* _Liste des tâches_:
**a)** D'après le passage retenu, dans quel délai le représentant légal de la personne morale doit-il communiquer l'identité et l'adresse du conducteur ?
**b)** Extrayez du passage retenu, sans rien modifier, la portion allant de « Une nouvelle obligation » à « de la société. ».

La Cour de Cassation valide la position des juges du fond et de l’employeur en considérant que, si la recherche de reclassement doit être menée de façon loyale et sérieuse, l’employeur peut tenir compte des souhaits exprimés par le salarié, notamment sur le périmètre géographique des recherches. Ainsi, la procédure de licenciement ne sera plus systématiquement invalidée au motif que des emplois disponibles dans d’autres secteurs, mais non conformes aux souhaits du salarié, ne lui ont pas été proposés.

Il est  préférable de recueillir par écrit les souhaits du salarié afin de pouvoir rapporter la preuve, en cas de litige de la volonté du salarié d’être reclassé à proximité de son domicile par exemple.

L’OBLIGATION DE L’EMPLOYEUR DE DENONCER LES INFRACTIONS ROUTIERES DE SES EMPLOYES

Une nouvelle obligation s’impose désormais aux employeurs : ils doivent dénoncer les infractions routières commises par leurs salariés, avec les véhicules de la société.

Ainsi, un nouvel article L121-6 du Code de la Route crée l’infraction de non divulgation du nom du salarié auteur d’une infraction routière : lorsque l’infraction constatée a été commise avec un véhicule dont le titulaire du certificat d’immatriculation est une personne morale ou qui est détenu par une personne morale, le représentant légal de cette personne morale doit indiquer par lettre recommandée avec demande d’avis de réception ou de façon dématérialisée, selon des modalités précisées par arrêté, dans un délai de 45 jours à compter de l’envoi ou de la remise de l’avis de contravention, à l’autorité mentionnée sur cet avis, l’identité et l’adresse de la personne physique qui conduisait ce véhicule, à moins qu’il n’établisse l’existence d’un vol, d’une usurpation de plaques d’immatriculation ou de tout autre événement de force majeure. Le fait de contrevenir au présent article étant puni d’une amende prévue pour les contraventions de la 4ème classe (montant maximum de 750 €).

* _Données d'entrée_:
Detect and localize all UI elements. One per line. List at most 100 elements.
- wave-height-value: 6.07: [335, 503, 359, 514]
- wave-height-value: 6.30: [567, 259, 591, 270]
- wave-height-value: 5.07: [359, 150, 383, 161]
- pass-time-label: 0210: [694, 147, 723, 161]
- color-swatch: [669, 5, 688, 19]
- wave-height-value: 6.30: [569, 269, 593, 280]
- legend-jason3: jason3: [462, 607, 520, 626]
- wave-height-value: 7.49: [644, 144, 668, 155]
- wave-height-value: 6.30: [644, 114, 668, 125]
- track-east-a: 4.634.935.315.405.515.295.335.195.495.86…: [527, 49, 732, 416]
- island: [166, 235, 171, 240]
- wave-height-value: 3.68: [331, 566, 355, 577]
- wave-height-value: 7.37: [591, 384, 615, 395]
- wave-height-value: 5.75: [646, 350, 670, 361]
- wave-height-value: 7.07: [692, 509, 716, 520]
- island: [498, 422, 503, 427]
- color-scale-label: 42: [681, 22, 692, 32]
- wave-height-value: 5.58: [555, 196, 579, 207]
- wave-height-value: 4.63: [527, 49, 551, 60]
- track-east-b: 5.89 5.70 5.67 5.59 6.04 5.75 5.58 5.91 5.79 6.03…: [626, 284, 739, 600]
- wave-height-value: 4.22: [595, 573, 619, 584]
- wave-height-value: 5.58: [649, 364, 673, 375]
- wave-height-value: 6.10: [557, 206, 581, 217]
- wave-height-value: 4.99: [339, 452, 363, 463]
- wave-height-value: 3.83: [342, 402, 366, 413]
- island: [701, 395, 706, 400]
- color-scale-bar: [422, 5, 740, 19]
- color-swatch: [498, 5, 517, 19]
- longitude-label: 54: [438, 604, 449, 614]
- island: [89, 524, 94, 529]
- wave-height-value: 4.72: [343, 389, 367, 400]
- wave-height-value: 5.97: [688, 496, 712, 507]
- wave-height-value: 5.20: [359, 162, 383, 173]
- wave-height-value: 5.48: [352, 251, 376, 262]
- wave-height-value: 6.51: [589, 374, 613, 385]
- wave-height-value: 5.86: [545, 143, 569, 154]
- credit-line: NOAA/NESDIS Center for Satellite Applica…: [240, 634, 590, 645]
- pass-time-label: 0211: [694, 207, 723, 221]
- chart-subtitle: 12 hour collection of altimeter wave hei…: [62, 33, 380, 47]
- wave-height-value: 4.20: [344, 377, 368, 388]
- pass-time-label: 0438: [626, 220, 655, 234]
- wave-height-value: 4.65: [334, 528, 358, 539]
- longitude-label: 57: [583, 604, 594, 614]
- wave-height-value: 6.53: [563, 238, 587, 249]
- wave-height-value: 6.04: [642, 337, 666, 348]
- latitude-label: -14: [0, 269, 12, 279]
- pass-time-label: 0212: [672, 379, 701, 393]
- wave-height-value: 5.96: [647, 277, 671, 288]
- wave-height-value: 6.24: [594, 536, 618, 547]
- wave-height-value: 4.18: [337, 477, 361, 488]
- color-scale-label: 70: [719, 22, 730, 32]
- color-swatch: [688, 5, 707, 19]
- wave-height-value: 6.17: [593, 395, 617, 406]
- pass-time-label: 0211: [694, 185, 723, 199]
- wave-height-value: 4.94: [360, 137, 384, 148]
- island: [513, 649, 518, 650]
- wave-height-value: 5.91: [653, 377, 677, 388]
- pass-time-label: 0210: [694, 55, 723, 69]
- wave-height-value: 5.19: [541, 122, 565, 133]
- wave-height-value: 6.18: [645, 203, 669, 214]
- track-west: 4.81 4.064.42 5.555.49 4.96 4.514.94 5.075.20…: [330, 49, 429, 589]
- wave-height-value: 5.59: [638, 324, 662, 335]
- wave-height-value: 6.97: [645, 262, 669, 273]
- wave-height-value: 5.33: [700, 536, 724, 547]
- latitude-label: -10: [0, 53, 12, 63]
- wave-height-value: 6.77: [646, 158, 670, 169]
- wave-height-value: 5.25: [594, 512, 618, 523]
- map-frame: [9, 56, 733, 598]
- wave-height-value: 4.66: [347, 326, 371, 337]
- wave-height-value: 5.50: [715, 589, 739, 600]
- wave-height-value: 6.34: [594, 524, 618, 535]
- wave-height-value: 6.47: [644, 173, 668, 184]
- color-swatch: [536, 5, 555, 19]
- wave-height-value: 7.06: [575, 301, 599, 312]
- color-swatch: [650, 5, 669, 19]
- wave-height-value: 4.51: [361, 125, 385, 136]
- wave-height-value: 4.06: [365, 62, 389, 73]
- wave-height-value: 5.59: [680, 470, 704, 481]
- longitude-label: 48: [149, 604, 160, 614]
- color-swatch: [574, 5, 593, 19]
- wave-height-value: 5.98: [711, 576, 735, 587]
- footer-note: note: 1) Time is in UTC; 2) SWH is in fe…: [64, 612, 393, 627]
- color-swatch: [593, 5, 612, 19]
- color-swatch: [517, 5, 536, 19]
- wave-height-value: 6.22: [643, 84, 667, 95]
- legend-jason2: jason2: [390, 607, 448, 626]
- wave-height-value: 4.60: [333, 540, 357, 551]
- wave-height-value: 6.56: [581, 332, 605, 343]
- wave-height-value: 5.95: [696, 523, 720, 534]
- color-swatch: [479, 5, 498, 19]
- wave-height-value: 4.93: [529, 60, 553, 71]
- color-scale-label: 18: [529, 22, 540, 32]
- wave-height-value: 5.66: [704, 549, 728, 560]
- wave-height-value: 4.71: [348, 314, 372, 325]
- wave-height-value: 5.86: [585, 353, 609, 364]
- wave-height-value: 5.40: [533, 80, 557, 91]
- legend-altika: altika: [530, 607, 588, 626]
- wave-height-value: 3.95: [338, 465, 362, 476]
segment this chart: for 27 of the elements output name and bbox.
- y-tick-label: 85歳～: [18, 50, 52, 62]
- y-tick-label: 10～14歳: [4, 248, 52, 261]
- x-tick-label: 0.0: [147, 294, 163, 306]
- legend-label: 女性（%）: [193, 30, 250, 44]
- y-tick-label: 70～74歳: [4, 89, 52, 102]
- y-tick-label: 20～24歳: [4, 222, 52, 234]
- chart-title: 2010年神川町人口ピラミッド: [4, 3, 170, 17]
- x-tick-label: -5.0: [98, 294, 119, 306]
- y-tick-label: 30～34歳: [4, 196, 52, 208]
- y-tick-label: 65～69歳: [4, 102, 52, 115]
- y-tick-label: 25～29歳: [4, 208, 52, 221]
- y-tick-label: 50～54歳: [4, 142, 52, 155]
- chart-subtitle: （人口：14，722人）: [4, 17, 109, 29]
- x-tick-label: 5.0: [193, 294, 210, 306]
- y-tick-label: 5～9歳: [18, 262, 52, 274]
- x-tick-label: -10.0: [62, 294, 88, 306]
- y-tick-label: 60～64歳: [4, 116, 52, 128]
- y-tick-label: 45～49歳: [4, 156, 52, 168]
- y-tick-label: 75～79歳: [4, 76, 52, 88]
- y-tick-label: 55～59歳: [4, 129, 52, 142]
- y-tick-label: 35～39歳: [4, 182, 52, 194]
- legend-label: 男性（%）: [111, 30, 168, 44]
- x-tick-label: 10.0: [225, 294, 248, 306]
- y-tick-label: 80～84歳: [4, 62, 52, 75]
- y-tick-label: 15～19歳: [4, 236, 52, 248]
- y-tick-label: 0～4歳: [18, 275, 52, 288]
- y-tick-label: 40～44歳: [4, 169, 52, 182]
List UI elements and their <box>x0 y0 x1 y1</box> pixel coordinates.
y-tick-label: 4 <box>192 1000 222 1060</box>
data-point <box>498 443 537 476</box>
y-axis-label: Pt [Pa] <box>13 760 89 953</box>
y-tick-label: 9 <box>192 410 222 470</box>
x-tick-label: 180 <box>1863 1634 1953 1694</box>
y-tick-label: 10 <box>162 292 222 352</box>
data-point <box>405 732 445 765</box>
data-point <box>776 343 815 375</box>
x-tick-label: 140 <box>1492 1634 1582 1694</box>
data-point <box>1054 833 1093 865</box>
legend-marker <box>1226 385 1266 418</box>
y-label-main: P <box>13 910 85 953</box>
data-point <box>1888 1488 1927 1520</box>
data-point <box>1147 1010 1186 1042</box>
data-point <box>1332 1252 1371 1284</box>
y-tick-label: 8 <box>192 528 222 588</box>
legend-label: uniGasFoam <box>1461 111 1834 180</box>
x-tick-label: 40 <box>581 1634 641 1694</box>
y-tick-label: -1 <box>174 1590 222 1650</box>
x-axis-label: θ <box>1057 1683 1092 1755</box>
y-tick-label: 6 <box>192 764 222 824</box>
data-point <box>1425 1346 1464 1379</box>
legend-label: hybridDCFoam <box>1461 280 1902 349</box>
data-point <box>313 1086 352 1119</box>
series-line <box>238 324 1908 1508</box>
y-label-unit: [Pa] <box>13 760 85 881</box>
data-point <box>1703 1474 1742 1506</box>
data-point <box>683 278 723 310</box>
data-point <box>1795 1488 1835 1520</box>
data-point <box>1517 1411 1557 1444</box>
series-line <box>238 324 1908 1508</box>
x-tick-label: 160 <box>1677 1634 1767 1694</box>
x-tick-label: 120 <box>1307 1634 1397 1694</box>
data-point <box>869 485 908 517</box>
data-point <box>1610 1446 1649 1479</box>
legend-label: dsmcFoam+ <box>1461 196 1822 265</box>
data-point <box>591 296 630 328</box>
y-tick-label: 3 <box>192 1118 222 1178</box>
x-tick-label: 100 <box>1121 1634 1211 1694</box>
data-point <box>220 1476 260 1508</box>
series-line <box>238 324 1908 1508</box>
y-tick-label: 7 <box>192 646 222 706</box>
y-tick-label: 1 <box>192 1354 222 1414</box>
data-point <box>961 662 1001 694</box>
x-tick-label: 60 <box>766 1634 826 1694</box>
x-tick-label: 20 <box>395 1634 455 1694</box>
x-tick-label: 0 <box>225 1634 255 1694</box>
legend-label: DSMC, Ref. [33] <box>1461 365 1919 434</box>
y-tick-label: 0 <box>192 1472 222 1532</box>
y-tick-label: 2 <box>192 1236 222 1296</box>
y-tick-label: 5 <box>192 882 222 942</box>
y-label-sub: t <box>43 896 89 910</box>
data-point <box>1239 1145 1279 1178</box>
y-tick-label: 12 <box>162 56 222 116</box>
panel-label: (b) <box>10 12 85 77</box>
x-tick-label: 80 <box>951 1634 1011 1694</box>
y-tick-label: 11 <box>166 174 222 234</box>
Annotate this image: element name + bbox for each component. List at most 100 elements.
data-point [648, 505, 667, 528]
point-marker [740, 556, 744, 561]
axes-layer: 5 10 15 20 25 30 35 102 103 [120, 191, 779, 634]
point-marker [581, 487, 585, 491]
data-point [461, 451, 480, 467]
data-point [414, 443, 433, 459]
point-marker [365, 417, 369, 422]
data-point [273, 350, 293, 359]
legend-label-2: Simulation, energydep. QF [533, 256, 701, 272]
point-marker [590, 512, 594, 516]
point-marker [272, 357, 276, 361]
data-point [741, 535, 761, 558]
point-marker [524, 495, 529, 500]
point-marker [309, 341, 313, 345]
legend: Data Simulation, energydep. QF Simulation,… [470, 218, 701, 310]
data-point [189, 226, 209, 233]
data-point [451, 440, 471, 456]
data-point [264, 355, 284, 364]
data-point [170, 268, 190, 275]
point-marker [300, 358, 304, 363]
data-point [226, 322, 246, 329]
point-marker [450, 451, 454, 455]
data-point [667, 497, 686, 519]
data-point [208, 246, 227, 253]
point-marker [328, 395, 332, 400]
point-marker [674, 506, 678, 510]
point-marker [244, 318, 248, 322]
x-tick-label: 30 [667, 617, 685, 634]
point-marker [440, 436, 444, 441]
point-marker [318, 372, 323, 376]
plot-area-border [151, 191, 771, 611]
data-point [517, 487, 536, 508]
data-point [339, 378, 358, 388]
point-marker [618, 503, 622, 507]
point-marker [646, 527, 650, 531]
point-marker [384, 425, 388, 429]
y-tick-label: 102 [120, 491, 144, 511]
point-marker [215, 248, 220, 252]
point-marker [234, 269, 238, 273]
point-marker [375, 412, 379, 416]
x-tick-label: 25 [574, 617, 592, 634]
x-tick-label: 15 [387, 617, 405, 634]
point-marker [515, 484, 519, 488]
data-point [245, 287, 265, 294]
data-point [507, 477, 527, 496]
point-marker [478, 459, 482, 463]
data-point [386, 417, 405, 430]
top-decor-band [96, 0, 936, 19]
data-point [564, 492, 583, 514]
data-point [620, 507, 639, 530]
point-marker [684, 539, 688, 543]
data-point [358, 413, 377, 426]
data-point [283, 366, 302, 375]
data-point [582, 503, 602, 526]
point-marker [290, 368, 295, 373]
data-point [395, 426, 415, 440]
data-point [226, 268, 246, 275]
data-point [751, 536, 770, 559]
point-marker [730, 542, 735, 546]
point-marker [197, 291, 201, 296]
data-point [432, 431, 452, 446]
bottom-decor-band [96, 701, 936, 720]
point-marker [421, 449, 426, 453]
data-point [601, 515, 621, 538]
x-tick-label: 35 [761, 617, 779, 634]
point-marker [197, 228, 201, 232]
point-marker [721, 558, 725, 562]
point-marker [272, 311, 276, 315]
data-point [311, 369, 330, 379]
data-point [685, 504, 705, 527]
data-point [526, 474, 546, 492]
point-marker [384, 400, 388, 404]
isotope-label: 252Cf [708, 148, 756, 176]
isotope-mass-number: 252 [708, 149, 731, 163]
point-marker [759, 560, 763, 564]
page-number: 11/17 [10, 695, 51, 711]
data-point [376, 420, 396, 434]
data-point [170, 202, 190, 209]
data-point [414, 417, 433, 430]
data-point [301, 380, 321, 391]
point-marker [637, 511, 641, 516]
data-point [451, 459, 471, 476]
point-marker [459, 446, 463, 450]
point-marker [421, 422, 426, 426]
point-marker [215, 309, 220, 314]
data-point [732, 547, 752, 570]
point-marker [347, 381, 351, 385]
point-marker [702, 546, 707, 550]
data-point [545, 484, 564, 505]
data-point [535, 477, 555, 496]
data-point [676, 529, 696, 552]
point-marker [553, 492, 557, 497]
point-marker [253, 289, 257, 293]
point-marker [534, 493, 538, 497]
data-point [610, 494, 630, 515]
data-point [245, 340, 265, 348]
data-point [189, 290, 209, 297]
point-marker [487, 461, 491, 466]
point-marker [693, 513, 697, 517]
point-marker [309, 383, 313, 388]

* _Réponses aux tâches_:
**a)** Dans un délai de 45 jours à compter de l'envoi ou de la remise de l'avis de contravention.

**b)**
Une nouvelle obligation s’impose désormais aux employeurs : ils doivent dénoncer les infractions routières commises par leurs salariés, avec les véhicules de la société.